━━ Given records ━━

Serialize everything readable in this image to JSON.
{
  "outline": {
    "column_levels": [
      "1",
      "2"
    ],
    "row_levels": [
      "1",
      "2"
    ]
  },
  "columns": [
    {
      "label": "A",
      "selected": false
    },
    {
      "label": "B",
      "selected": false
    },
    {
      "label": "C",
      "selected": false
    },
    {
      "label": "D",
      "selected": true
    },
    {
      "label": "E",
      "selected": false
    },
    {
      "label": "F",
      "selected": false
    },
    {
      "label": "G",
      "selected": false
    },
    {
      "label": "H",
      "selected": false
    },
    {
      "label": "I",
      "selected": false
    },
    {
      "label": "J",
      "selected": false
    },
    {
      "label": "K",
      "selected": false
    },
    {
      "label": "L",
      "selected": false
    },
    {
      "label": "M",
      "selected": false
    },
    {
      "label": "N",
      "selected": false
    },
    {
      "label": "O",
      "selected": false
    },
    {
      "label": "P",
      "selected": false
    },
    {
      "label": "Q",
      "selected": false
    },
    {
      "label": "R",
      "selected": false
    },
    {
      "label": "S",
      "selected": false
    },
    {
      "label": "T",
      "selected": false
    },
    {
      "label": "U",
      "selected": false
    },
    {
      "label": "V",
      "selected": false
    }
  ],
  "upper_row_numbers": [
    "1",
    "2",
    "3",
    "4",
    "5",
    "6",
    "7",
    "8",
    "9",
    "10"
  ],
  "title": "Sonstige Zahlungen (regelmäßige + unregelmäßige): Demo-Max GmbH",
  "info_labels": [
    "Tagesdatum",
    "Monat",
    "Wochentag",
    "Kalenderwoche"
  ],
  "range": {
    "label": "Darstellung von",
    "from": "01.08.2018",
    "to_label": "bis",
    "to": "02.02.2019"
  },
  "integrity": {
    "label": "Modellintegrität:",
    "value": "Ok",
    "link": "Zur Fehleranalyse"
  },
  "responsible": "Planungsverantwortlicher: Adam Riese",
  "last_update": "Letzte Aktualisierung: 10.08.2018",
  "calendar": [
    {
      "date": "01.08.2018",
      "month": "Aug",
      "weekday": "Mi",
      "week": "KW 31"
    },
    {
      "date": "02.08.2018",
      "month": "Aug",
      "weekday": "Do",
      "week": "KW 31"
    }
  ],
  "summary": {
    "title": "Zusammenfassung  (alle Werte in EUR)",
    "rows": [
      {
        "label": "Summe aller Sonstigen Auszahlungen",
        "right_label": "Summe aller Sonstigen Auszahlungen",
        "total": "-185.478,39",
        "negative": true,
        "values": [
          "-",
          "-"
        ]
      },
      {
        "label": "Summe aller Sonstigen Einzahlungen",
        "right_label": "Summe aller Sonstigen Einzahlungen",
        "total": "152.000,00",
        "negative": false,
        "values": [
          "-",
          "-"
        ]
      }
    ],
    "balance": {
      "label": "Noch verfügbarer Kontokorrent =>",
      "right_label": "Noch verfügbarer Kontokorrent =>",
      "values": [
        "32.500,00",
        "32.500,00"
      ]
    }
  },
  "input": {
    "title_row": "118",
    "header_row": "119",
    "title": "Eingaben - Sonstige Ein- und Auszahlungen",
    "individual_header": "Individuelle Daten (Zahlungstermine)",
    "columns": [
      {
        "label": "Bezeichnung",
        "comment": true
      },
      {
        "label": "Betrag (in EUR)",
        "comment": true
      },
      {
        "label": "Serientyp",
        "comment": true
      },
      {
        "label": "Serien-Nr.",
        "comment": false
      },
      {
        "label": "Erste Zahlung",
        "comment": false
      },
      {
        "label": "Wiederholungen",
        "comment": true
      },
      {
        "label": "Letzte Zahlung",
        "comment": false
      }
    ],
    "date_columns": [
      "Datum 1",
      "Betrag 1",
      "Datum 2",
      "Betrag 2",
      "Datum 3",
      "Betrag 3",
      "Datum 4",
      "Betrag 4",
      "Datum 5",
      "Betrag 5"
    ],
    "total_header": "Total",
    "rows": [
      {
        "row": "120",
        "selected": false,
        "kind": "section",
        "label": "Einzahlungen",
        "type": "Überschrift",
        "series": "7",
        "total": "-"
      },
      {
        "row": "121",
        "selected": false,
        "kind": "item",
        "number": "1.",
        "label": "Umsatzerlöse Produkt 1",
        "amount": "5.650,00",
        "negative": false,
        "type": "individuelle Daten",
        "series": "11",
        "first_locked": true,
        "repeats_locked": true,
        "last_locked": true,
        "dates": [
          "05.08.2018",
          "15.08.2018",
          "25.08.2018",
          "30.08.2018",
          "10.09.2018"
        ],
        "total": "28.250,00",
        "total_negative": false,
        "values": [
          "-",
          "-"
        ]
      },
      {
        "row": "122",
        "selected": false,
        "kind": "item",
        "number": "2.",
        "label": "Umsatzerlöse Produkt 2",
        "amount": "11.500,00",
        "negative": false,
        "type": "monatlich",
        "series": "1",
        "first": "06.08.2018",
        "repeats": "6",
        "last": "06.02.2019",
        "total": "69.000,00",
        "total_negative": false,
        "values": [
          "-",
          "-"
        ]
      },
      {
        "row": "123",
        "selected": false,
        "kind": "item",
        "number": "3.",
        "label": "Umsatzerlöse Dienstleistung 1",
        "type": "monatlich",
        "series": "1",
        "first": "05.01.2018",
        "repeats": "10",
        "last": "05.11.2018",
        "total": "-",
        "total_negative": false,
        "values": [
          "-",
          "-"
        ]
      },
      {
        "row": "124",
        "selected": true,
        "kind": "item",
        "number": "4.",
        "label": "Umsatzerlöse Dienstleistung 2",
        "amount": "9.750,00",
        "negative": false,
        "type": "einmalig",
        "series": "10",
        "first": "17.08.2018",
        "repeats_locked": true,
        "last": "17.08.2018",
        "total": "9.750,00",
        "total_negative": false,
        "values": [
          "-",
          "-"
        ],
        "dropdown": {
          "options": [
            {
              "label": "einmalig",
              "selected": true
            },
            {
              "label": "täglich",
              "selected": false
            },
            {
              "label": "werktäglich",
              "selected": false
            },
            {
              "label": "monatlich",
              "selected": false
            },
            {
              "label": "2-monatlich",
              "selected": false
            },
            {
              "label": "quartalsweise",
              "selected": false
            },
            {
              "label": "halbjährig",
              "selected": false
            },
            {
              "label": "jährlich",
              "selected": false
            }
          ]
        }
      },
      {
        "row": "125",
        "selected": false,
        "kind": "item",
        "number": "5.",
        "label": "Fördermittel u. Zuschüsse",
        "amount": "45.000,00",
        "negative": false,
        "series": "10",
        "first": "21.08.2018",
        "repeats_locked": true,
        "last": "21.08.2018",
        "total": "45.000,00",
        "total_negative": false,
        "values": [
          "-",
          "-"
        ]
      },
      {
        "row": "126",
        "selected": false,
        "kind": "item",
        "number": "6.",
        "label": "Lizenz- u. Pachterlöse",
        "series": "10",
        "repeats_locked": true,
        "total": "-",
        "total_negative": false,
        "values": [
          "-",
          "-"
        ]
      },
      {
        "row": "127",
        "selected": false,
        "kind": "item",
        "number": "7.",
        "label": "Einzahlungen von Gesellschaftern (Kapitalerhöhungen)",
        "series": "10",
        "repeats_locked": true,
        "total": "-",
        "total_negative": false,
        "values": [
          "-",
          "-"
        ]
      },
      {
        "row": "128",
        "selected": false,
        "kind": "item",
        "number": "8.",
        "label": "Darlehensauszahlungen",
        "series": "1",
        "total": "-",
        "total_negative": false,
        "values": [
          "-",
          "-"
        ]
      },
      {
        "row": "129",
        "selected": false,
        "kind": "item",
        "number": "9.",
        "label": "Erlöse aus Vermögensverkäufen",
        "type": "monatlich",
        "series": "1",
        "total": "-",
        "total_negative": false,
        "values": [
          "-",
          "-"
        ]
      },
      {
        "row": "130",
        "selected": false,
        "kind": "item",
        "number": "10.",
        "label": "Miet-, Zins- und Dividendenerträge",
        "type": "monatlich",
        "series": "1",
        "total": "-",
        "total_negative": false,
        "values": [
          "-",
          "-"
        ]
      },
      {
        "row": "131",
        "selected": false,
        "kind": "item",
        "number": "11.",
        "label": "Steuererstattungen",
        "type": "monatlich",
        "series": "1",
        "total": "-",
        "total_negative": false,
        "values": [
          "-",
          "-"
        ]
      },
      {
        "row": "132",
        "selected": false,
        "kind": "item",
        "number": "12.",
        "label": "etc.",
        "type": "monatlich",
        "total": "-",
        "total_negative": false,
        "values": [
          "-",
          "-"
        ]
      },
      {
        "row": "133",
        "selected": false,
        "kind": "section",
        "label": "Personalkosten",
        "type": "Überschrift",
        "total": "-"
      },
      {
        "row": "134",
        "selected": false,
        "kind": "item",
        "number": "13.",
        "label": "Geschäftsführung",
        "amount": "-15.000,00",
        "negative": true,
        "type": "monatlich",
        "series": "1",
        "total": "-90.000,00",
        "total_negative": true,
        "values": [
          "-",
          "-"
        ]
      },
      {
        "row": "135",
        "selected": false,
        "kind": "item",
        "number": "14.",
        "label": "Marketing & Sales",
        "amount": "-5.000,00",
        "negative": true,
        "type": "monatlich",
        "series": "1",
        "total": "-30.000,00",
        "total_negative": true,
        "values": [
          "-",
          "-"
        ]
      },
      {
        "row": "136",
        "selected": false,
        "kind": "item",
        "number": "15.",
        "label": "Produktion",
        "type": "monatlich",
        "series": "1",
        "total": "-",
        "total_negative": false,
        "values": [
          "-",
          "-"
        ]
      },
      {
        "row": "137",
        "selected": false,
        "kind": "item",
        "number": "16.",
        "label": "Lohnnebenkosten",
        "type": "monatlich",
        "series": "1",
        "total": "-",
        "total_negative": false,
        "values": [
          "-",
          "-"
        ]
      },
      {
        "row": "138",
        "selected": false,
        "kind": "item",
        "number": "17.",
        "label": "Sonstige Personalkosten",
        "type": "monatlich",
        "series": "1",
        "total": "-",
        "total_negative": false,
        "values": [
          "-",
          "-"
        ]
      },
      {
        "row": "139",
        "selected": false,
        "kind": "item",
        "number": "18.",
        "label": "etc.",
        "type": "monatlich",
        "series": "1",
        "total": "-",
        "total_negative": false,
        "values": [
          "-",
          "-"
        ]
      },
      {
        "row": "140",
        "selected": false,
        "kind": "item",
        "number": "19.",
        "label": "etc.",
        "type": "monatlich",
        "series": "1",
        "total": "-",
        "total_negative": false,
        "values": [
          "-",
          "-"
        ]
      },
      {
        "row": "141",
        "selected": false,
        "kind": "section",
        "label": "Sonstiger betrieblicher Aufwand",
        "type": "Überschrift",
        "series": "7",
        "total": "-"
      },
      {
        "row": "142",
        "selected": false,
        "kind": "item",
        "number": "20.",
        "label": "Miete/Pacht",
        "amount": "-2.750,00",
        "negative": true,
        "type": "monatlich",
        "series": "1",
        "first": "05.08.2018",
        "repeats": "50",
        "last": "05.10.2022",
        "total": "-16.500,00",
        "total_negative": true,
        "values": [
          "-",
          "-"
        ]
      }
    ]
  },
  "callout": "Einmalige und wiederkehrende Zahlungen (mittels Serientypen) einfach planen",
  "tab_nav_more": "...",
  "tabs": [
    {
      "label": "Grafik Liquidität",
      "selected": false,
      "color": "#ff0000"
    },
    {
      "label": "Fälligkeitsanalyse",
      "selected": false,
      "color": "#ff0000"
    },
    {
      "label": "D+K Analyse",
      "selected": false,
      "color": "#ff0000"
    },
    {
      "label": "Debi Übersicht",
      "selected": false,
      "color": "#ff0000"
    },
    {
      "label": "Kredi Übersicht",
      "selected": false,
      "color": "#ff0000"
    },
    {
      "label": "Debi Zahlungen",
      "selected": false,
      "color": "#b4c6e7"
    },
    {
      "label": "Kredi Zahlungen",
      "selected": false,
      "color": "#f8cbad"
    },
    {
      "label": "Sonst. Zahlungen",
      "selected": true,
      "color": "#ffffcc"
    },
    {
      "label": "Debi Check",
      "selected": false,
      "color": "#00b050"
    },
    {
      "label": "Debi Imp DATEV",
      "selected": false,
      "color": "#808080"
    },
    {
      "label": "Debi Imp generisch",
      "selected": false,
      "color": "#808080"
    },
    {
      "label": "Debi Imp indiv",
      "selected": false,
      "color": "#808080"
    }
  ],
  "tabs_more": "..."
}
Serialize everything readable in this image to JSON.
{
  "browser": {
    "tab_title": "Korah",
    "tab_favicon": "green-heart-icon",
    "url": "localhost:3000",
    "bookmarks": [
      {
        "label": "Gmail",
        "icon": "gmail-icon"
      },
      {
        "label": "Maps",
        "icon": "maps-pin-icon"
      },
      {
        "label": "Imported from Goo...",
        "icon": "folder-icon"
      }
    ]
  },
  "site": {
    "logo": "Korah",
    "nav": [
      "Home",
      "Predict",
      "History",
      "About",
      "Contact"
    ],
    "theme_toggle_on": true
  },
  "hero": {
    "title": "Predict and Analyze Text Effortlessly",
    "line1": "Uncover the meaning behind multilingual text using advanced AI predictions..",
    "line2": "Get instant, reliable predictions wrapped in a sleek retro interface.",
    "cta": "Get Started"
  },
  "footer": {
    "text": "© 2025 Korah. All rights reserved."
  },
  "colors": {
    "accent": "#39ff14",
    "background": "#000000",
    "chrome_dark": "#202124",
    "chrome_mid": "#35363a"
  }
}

━━━

In the records above, how many lines hold the string "Summe"? Reply with only the number.

4